WHAT THE TASK ASKS: Please repeat all of the lines that follow, exactly as written.

DATASET EXCERPTS:
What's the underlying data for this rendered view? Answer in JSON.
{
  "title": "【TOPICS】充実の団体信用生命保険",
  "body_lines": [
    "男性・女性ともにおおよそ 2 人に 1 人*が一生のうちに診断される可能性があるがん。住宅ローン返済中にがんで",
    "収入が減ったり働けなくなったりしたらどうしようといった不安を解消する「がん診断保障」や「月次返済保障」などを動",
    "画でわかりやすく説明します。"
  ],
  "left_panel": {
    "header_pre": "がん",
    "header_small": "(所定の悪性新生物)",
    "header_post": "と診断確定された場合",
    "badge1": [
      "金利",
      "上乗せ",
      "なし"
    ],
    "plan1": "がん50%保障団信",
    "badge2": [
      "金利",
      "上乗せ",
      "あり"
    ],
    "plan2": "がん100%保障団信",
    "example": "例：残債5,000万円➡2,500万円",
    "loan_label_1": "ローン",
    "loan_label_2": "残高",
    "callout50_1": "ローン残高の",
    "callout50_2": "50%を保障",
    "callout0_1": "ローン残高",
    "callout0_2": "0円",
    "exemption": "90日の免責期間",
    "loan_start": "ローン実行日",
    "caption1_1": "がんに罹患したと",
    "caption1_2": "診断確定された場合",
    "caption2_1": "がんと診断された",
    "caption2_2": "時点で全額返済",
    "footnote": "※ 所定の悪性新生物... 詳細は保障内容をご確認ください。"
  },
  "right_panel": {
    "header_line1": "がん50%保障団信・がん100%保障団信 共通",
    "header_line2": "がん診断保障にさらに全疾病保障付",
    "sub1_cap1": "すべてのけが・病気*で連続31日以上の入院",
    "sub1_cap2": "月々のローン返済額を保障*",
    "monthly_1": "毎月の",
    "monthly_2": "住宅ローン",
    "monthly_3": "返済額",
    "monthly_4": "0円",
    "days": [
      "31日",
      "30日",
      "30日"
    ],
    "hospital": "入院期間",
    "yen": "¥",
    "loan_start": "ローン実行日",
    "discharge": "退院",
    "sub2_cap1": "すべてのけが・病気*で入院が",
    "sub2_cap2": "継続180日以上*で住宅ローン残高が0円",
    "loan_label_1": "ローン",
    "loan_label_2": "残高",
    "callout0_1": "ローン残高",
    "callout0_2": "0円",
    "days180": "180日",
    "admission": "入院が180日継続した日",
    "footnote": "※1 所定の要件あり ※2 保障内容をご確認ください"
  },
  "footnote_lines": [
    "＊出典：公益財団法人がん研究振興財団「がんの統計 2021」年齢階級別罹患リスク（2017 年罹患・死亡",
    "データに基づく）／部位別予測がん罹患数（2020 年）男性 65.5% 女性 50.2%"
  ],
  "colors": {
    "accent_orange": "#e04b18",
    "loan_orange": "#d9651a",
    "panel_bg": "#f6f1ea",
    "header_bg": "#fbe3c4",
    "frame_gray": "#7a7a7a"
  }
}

THE ANSWER:
What's the underlying data for this rendered view? Answer in JSON.
{
  "title": "【TOPICS】充実の団体信用生命保険",
  "body_lines": [
    "男性・女性ともにおおよそ 2 人に 1 人*が一生のうちに診断される可能性があるがん。住宅ローン返済中にがんで",
    "収入が減ったり働けなくなったりしたらどうしようといった不安を解消する「がん診断保障」や「月次返済保障」などを動",
    "画でわかりやすく説明します。"
  ],
  "left_panel": {
    "header_pre": "がん",
    "header_small": "(所定の悪性新生物)",
    "header_post": "と診断確定された場合",
    "badge1": [
      "金利",
      "上乗せ",
      "なし"
    ],
    "plan1": "がん50%保障団信",
    "badge2": [
      "金利",
      "上乗せ",
      "あり"
    ],
    "plan2": "がん100%保障団信",
    "example": "例：残債5,000万円➡2,500万円",
    "loan_label_1": "ローン",
    "loan_label_2": "残高",
    "callout50_1": "ローン残高の",
    "callout50_2": "50%を保障",
    "callout0_1": "ローン残高",
    "callout0_2": "0円",
    "exemption": "90日の免責期間",
    "loan_start": "ローン実行日",
    "caption1_1": "がんに罹患したと",
    "caption1_2": "診断確定された場合",
    "caption2_1": "がんと診断された",
    "caption2_2": "時点で全額返済",
    "footnote": "※ 所定の悪性新生物... 詳細は保障内容をご確認ください。"
  },
  "right_panel": {
    "header_line1": "がん50%保障団信・がん100%保障団信 共通",
    "header_line2": "がん診断保障にさらに全疾病保障付",
    "sub1_cap1": "すべてのけが・病気*で連続31日以上の入院",
    "sub1_cap2": "月々のローン返済額を保障*",
    "monthly_1": "毎月の",
    "monthly_2": "住宅ローン",
    "monthly_3": "返済額",
    "monthly_4": "0円",
    "days": [
      "31日",
      "30日",
      "30日"
    ],
    "hospital": "入院期間",
    "yen": "¥",
    "loan_start": "ローン実行日",
    "discharge": "退院",
    "sub2_cap1": "すべてのけが・病気*で入院が",
    "sub2_cap2": "継続180日以上*で住宅ローン残高が0円",
    "loan_label_1": "ローン",
    "loan_label_2": "残高",
    "callout0_1": "ローン残高",
    "callout0_2": "0円",
    "days180": "180日",
    "admission": "入院が180日継続した日",
    "footnote": "※1 所定の要件あり ※2 保障内容をご確認ください"
  },
  "footnote_lines": [
    "＊出典：公益財団法人がん研究振興財団「がんの統計 2021」年齢階級別罹患リスク（2017 年罹患・死亡",
    "データに基づく）／部位別予測がん罹患数（2020 年）男性 65.5% 女性 50.2%"
  ],
  "colors": {
    "accent_orange": "#e04b18",
    "loan_orange": "#d9651a",
    "panel_bg": "#f6f1ea",
    "header_bg": "#fbe3c4",
    "frame_gray": "#7a7a7a"
  }
}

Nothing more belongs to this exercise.